Collected data entries:
%%
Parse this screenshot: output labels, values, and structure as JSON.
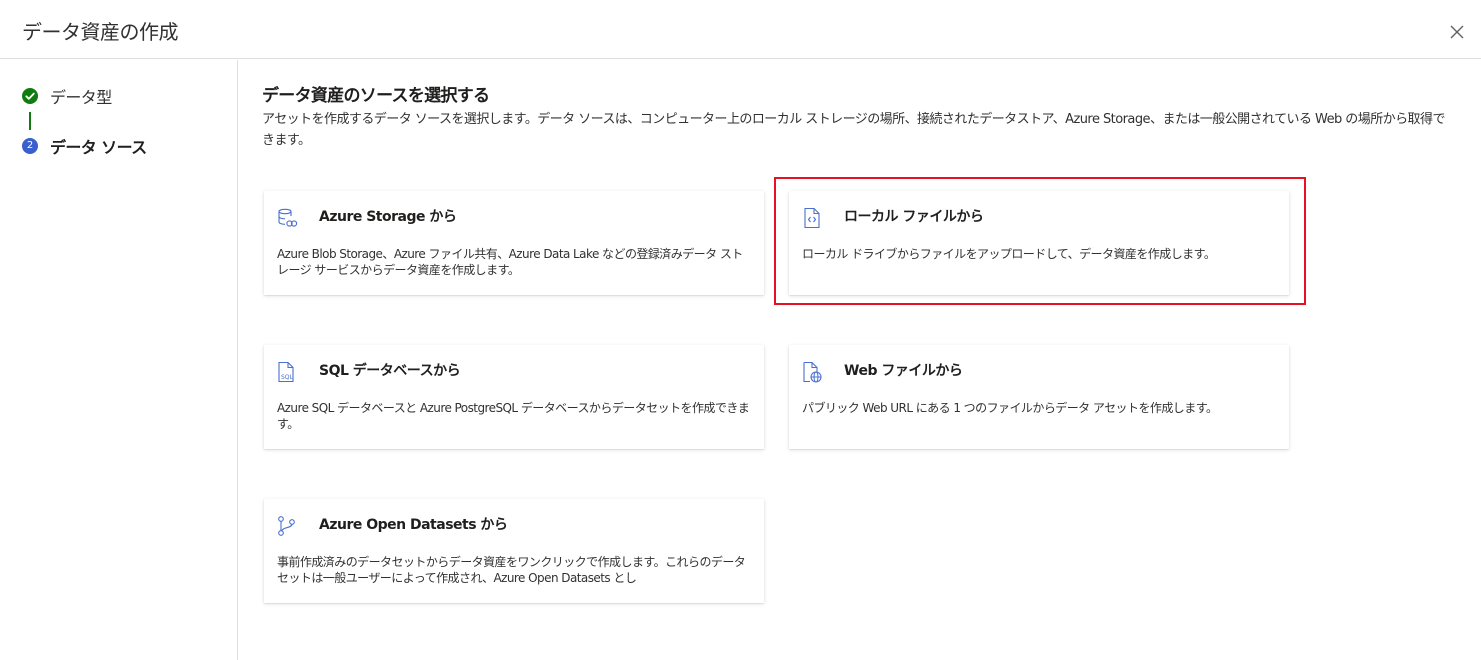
{
  "dialog": {
    "title": "データ資産の作成",
    "close_icon": "close-icon"
  },
  "steps": [
    {
      "label": "データ型",
      "status": "completed",
      "icon": "check-circle-icon"
    },
    {
      "label": "データ ソース",
      "status": "current",
      "number": "2"
    }
  ],
  "main": {
    "heading": "データ資産のソースを選択する",
    "description": "アセットを作成するデータ ソースを選択します。データ ソースは、コンピューター上のローカル ストレージの場所、接続されたデータストア、Azure Storage、または一般公開されている Web の場所から取得できます。",
    "cards": [
      {
        "id": "azure-storage",
        "icon": "storage-icon",
        "title": "Azure Storage から",
        "description": "Azure Blob Storage、Azure ファイル共有、Azure Data Lake などの登録済みデータ ストレージ サービスからデータ資産を作成します。"
      },
      {
        "id": "local-file",
        "icon": "code-file-icon",
        "title": "ローカル ファイルから",
        "description": "ローカル ドライブからファイルをアップロードして、データ資産を作成します。",
        "highlighted": true
      },
      {
        "id": "sql-database",
        "icon": "sql-file-icon",
        "title": "SQL データベースから",
        "description": "Azure SQL データベースと Azure PostgreSQL データベースからデータセットを作成できます。"
      },
      {
        "id": "web-file",
        "icon": "web-file-icon",
        "title": "Web ファイルから",
        "description": "パブリック Web URL にある 1 つのファイルからデータ アセットを作成します。"
      },
      {
        "id": "open-datasets",
        "icon": "branch-icon",
        "title": "Azure Open Datasets から",
        "description": "事前作成済みのデータセットからデータ資産をワンクリックで作成します。これらのデータセットは一般ユーザーによって作成され、Azure Open Datasets とし"
      }
    ]
  },
  "colors": {
    "accent": "#3b5fcc",
    "success": "#107c10",
    "highlight_border": "#e81123",
    "icon_blue": "#4a6fd0"
  }
}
%%
Task details
Read through the entries and copy each line in which "file" appears.

Response to the exercise
        "id": "local-file",
        "icon": "code-file-icon",
        "icon": "sql-file-icon",
        "id": "web-file",
        "icon": "web-file-icon",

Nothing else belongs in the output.